The task:
Search the data for the word "JSON". Reproduce every line where it is found.

Provided data:
--

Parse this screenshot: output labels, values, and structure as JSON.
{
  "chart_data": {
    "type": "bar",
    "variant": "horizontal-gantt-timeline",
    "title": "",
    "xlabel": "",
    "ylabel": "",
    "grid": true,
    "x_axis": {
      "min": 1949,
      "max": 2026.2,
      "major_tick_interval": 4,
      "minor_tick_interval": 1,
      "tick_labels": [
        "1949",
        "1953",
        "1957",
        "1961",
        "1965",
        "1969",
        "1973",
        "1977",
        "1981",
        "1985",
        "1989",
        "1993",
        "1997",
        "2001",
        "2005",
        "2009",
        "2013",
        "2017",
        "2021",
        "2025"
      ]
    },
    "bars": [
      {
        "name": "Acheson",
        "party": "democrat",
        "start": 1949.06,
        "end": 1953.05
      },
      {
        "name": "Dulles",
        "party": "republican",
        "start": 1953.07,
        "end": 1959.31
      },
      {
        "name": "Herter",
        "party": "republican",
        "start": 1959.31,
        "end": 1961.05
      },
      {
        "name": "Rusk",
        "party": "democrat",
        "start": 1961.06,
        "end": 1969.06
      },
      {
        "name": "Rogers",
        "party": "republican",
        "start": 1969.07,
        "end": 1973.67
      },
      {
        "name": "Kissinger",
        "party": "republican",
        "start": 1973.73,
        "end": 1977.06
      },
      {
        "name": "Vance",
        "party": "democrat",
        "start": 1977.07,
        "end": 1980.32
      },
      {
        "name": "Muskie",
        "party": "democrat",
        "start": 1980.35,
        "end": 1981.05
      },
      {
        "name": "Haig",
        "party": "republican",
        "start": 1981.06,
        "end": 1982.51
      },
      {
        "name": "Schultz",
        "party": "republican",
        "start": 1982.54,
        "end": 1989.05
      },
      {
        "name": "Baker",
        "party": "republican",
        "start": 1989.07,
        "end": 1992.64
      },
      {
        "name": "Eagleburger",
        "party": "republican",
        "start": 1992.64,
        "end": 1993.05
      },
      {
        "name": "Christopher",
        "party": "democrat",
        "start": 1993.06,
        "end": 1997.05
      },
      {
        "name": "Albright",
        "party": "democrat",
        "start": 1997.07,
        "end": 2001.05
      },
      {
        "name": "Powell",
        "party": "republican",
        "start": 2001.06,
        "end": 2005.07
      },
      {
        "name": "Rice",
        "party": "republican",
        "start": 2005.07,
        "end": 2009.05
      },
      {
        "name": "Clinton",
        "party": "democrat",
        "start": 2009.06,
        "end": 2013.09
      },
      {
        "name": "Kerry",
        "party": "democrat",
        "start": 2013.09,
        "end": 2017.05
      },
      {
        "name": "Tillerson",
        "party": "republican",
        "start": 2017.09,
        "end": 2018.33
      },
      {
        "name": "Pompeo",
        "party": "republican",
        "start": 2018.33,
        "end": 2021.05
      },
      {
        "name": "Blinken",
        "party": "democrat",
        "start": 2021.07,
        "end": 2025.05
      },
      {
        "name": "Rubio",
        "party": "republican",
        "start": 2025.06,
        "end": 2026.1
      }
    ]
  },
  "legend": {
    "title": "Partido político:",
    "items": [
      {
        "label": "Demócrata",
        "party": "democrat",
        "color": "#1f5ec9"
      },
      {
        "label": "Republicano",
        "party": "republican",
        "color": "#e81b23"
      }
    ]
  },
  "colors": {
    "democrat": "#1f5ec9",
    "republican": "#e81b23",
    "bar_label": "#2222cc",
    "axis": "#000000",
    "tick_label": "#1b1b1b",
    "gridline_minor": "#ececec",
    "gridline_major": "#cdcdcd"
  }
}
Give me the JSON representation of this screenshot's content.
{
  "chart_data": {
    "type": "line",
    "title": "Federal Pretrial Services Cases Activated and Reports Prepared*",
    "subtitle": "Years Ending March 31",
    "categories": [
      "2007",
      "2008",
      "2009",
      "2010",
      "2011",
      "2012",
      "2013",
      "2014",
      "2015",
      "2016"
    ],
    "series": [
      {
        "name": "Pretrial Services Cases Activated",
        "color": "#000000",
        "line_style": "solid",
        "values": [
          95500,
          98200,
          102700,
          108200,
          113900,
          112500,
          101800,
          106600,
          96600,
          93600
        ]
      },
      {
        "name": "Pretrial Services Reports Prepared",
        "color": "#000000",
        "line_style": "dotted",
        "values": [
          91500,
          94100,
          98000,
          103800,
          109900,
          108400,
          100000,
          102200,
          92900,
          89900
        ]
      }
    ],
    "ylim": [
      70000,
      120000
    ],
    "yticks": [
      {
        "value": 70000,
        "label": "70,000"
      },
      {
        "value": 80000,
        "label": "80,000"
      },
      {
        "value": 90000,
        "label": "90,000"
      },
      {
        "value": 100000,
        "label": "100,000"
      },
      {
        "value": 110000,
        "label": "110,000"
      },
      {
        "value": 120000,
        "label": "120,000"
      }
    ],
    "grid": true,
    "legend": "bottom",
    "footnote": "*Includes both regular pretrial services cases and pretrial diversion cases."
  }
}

--

The completed task:
Parse this screenshot: output labels, values, and structure as JSON.
Give me the JSON representation of this screenshot's content.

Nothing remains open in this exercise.